WHAT TO WORK ON =
Set down each record exactly as written.

DATA TO PROCESS =
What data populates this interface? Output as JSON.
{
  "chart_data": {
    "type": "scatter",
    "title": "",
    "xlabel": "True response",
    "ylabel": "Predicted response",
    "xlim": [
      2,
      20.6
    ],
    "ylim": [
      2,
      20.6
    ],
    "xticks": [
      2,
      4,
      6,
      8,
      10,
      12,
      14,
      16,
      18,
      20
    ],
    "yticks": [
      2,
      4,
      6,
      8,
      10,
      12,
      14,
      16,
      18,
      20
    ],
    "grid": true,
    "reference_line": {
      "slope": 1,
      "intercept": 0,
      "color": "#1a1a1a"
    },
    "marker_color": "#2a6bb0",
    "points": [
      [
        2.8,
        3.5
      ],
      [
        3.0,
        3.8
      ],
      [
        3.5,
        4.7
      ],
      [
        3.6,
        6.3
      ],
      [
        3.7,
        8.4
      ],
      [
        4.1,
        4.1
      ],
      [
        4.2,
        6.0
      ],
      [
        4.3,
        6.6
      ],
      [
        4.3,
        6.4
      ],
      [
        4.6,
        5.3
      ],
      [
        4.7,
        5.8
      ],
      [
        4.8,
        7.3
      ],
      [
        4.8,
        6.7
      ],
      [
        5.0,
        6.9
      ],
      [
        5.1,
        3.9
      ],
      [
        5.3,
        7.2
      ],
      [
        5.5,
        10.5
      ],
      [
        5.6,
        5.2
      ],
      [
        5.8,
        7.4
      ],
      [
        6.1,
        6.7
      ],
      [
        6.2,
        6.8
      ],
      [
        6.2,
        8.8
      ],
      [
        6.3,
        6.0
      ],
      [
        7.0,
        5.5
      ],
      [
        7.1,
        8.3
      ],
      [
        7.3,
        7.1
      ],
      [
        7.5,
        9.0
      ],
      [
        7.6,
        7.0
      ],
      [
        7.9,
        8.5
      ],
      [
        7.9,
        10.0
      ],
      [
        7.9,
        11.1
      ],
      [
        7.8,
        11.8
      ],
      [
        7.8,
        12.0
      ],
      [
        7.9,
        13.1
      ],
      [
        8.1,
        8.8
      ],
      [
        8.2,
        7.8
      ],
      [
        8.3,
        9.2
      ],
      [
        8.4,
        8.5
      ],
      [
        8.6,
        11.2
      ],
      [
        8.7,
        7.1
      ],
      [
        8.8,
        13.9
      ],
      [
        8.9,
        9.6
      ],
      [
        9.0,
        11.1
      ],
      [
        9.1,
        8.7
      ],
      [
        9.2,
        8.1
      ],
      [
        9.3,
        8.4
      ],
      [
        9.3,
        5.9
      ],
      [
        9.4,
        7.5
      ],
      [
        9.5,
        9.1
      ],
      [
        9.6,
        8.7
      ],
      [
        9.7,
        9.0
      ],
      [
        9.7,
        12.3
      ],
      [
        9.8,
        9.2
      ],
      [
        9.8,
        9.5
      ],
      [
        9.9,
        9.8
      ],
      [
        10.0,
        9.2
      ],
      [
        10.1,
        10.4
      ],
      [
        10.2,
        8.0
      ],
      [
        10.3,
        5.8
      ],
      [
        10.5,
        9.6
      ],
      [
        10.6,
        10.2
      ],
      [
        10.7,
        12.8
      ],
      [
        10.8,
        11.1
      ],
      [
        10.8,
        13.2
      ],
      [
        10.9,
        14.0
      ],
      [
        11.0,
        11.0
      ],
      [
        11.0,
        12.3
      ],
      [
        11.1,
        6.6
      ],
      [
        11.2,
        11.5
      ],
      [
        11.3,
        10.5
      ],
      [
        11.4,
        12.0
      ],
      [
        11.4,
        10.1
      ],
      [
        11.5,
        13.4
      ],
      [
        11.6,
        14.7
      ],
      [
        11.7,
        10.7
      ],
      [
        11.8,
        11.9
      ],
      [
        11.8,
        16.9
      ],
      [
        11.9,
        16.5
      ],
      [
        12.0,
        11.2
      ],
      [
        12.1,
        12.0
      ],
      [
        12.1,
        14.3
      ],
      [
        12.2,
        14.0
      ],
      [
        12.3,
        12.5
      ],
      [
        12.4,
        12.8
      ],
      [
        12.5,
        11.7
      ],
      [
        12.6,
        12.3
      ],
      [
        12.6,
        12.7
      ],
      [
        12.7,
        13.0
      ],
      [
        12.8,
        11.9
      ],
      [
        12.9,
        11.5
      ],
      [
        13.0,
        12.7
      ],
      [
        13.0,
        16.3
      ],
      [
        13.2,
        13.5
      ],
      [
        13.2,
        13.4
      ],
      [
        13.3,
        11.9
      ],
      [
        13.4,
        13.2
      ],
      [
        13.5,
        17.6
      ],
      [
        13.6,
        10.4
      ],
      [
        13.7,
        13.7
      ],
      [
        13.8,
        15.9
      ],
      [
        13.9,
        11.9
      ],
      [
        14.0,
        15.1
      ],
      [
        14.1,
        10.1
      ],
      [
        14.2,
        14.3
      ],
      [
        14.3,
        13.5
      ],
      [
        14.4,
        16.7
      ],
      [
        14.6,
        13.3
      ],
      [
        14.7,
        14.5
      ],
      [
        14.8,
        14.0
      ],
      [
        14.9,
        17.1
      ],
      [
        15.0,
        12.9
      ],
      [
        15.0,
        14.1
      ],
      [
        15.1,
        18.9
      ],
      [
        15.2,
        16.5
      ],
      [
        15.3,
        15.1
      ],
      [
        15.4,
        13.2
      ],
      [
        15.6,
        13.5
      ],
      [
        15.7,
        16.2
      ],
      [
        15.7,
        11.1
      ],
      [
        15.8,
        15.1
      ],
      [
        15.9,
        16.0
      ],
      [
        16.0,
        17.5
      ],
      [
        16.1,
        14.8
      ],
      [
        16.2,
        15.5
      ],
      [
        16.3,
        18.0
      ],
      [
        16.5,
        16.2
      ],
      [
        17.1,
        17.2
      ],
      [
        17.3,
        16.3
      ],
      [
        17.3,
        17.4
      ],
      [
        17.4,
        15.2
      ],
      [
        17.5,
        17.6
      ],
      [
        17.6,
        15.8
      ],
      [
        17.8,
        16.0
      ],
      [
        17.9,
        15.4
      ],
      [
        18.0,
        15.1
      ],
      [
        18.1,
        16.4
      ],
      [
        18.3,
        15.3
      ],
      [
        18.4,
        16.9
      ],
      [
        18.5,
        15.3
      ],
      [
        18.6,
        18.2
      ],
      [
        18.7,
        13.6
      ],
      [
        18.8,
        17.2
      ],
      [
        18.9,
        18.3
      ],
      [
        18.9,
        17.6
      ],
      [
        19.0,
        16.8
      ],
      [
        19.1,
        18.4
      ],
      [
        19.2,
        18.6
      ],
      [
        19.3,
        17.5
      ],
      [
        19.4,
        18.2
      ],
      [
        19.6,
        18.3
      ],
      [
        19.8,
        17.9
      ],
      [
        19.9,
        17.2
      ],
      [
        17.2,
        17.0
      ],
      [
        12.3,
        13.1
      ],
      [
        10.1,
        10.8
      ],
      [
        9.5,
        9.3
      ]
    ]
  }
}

RESPONSE BELOW =
What data populates this interface? Output as JSON.
{
  "chart_data": {
    "type": "scatter",
    "title": "",
    "xlabel": "True response",
    "ylabel": "Predicted response",
    "xlim": [
      2,
      20.6
    ],
    "ylim": [
      2,
      20.6
    ],
    "xticks": [
      2,
      4,
      6,
      8,
      10,
      12,
      14,
      16,
      18,
      20
    ],
    "yticks": [
      2,
      4,
      6,
      8,
      10,
      12,
      14,
      16,
      18,
      20
    ],
    "grid": true,
    "reference_line": {
      "slope": 1,
      "intercept": 0,
      "color": "#1a1a1a"
    },
    "marker_color": "#2a6bb0",
    "points": [
      [
        2.8,
        3.5
      ],
      [
        3.0,
        3.8
      ],
      [
        3.5,
        4.7
      ],
      [
        3.6,
        6.3
      ],
      [
        3.7,
        8.4
      ],
      [
        4.1,
        4.1
      ],
      [
        4.2,
        6.0
      ],
      [
        4.3,
        6.6
      ],
      [
        4.3,
        6.4
      ],
      [
        4.6,
        5.3
      ],
      [
        4.7,
        5.8
      ],
      [
        4.8,
        7.3
      ],
      [
        4.8,
        6.7
      ],
      [
        5.0,
        6.9
      ],
      [
        5.1,
        3.9
      ],
      [
        5.3,
        7.2
      ],
      [
        5.5,
        10.5
      ],
      [
        5.6,
        5.2
      ],
      [
        5.8,
        7.4
      ],
      [
        6.1,
        6.7
      ],
      [
        6.2,
        6.8
      ],
      [
        6.2,
        8.8
      ],
      [
        6.3,
        6.0
      ],
      [
        7.0,
        5.5
      ],
      [
        7.1,
        8.3
      ],
      [
        7.3,
        7.1
      ],
      [
        7.5,
        9.0
      ],
      [
        7.6,
        7.0
      ],
      [
        7.9,
        8.5
      ],
      [
        7.9,
        10.0
      ],
      [
        7.9,
        11.1
      ],
      [
        7.8,
        11.8
      ],
      [
        7.8,
        12.0
      ],
      [
        7.9,
        13.1
      ],
      [
        8.1,
        8.8
      ],
      [
        8.2,
        7.8
      ],
      [
        8.3,
        9.2
      ],
      [
        8.4,
        8.5
      ],
      [
        8.6,
        11.2
      ],
      [
        8.7,
        7.1
      ],
      [
        8.8,
        13.9
      ],
      [
        8.9,
        9.6
      ],
      [
        9.0,
        11.1
      ],
      [
        9.1,
        8.7
      ],
      [
        9.2,
        8.1
      ],
      [
        9.3,
        8.4
      ],
      [
        9.3,
        5.9
      ],
      [
        9.4,
        7.5
      ],
      [
        9.5,
        9.1
      ],
      [
        9.6,
        8.7
      ],
      [
        9.7,
        9.0
      ],
      [
        9.7,
        12.3
      ],
      [
        9.8,
        9.2
      ],
      [
        9.8,
        9.5
      ],
      [
        9.9,
        9.8
      ],
      [
        10.0,
        9.2
      ],
      [
        10.1,
        10.4
      ],
      [
        10.2,
        8.0
      ],
      [
        10.3,
        5.8
      ],
      [
        10.5,
        9.6
      ],
      [
        10.6,
        10.2
      ],
      [
        10.7,
        12.8
      ],
      [
        10.8,
        11.1
      ],
      [
        10.8,
        13.2
      ],
      [
        10.9,
        14.0
      ],
      [
        11.0,
        11.0
      ],
      [
        11.0,
        12.3
      ],
      [
        11.1,
        6.6
      ],
      [
        11.2,
        11.5
      ],
      [
        11.3,
        10.5
      ],
      [
        11.4,
        12.0
      ],
      [
        11.4,
        10.1
      ],
      [
        11.5,
        13.4
      ],
      [
        11.6,
        14.7
      ],
      [
        11.7,
        10.7
      ],
      [
        11.8,
        11.9
      ],
      [
        11.8,
        16.9
      ],
      [
        11.9,
        16.5
      ],
      [
        12.0,
        11.2
      ],
      [
        12.1,
        12.0
      ],
      [
        12.1,
        14.3
      ],
      [
        12.2,
        14.0
      ],
      [
        12.3,
        12.5
      ],
      [
        12.4,
        12.8
      ],
      [
        12.5,
        11.7
      ],
      [
        12.6,
        12.3
      ],
      [
        12.6,
        12.7
      ],
      [
        12.7,
        13.0
      ],
      [
        12.8,
        11.9
      ],
      [
        12.9,
        11.5
      ],
      [
        13.0,
        12.7
      ],
      [
        13.0,
        16.3
      ],
      [
        13.2,
        13.5
      ],
      [
        13.2,
        13.4
      ],
      [
        13.3,
        11.9
      ],
      [
        13.4,
        13.2
      ],
      [
        13.5,
        17.6
      ],
      [
        13.6,
        10.4
      ],
      [
        13.7,
        13.7
      ],
      [
        13.8,
        15.9
      ],
      [
        13.9,
        11.9
      ],
      [
        14.0,
        15.1
      ],
      [
        14.1,
        10.1
      ],
      [
        14.2,
        14.3
      ],
      [
        14.3,
        13.5
      ],
      [
        14.4,
        16.7
      ],
      [
        14.6,
        13.3
      ],
      [
        14.7,
        14.5
      ],
      [
        14.8,
        14.0
      ],
      [
        14.9,
        17.1
      ],
      [
        15.0,
        12.9
      ],
      [
        15.0,
        14.1
      ],
      [
        15.1,
        18.9
      ],
      [
        15.2,
        16.5
      ],
      [
        15.3,
        15.1
      ],
      [
        15.4,
        13.2
      ],
      [
        15.6,
        13.5
      ],
      [
        15.7,
        16.2
      ],
      [
        15.7,
        11.1
      ],
      [
        15.8,
        15.1
      ],
      [
        15.9,
        16.0
      ],
      [
        16.0,
        17.5
      ],
      [
        16.1,
        14.8
      ],
      [
        16.2,
        15.5
      ],
      [
        16.3,
        18.0
      ],
      [
        16.5,
        16.2
      ],
      [
        17.1,
        17.2
      ],
      [
        17.3,
        16.3
      ],
      [
        17.3,
        17.4
      ],
      [
        17.4,
        15.2
      ],
      [
        17.5,
        17.6
      ],
      [
        17.6,
        15.8
      ],
      [
        17.8,
        16.0
      ],
      [
        17.9,
        15.4
      ],
      [
        18.0,
        15.1
      ],
      [
        18.1,
        16.4
      ],
      [
        18.3,
        15.3
      ],
      [
        18.4,
        16.9
      ],
      [
        18.5,
        15.3
      ],
      [
        18.6,
        18.2
      ],
      [
        18.7,
        13.6
      ],
      [
        18.8,
        17.2
      ],
      [
        18.9,
        18.3
      ],
      [
        18.9,
        17.6
      ],
      [
        19.0,
        16.8
      ],
      [
        19.1,
        18.4
      ],
      [
        19.2,
        18.6
      ],
      [
        19.3,
        17.5
      ],
      [
        19.4,
        18.2
      ],
      [
        19.6,
        18.3
      ],
      [
        19.8,
        17.9
      ],
      [
        19.9,
        17.2
      ],
      [
        17.2,
        17.0
      ],
      [
        12.3,
        13.1
      ],
      [
        10.1,
        10.8
      ],
      [
        9.5,
        9.3
      ]
    ]
  }
}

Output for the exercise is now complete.